> REQUIREMENT
In the excerpt on semantic clustering for dirbusting, about what share of the experiment's wordlist consisted of Joomla paths?

> EXCERPT PROVIDED
------------------------------------------------

It is important to note that performance is highly dependent on the chosen wordlist. In our experiment, where the wordlist consists of approximately 50% Joomla paths, the approach does not yield significant benefits. Therefore, it is crucial in the initial setup to properly configure the solution with a comprehensive wordlist.

It is crucial to emphasize that this study serves as an introduction to the effectiveness of semantic clustering in addressing the challenge of web application structure discovery. The primary goal was to demonstrate that a semantic clustering approach can be applied in the unexplored realm of the enumeration phase, optimizing the typically manual dirbusting process. As such, trials and experiments were conducted in a controlled, small, and isolated environment, primarily focused on vulnerable applications and Content Management Systems.

Further studies should be undertaken to assess the solution with more comprehensive wordlists, diverse features, and a broader range of applications.

This assumption is valid, as the main goal of a penetration tester activity is to completely discover web application vulnerabilities.

The proposed approach should be further analyzed in production environments. In real-world scenarios, web applications are often deployed behind web application firewalls that could potentially block certain HTTP requests, impacting the effectiveness of dirbusting. Bypass techniques for such firewalls are an important consideration but are outside the scope of this work.

For the purposes of this study, the assumption is made that the security tester is authorized to perform the assessment, and defense firewalls are disabled. This assumption aligns with the primary goal of penetration testing, which is to thoroughly discover vulnerabilities in web applications.

The proposed ideas are generalizable and can be adapted to specific needs. Future work could involve extending experiments to include real-world applications for a more comprehensive evaluation. Additionally, exploring the application of large language models (LLMs) could be beneficial to identify further improvements to the approach. Combining different techniques, such as standard web spidering with dirbusting, is another avenue for improvement. This could involve using spidering to detect the overall structure of the target web application and then leveraging dirbusting to uncover hidden or private pages.

------------------------------------------------

> EXTRACTED RECORDS
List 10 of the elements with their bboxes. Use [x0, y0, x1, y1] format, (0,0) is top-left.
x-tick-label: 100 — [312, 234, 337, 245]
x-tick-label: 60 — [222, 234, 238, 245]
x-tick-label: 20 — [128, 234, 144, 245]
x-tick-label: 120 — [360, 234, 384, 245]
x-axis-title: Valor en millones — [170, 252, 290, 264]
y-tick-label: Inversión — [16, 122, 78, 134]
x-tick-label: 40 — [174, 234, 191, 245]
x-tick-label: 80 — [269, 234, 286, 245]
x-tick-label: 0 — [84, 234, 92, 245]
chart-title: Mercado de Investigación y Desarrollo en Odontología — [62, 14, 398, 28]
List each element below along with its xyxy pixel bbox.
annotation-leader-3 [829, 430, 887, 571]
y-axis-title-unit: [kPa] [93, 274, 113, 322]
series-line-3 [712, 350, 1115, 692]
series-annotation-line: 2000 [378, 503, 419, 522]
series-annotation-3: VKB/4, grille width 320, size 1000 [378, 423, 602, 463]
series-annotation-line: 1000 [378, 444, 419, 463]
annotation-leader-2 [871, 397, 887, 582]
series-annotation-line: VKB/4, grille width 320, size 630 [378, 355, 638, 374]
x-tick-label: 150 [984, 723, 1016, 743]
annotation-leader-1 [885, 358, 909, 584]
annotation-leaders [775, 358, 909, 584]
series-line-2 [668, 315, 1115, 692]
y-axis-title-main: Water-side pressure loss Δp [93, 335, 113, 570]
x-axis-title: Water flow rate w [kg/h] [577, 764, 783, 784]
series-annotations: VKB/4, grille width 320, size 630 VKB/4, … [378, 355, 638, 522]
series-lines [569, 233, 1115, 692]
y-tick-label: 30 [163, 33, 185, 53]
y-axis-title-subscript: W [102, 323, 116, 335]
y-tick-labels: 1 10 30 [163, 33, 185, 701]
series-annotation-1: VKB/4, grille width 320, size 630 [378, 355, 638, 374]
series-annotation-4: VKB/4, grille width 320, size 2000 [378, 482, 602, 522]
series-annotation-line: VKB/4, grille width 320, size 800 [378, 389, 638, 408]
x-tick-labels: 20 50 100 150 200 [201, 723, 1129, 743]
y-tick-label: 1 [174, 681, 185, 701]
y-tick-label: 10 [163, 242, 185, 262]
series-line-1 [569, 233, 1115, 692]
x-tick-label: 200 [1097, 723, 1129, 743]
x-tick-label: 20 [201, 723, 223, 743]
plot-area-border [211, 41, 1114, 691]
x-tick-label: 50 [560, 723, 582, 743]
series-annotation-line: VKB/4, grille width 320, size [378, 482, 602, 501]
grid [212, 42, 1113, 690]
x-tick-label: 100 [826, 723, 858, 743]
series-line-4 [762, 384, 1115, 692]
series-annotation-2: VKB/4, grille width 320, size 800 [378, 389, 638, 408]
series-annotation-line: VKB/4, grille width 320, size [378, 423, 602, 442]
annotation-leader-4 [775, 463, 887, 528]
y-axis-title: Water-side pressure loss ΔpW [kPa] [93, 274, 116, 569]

------------------------------------------------

> ANSWER SPACE
Approximately 50%.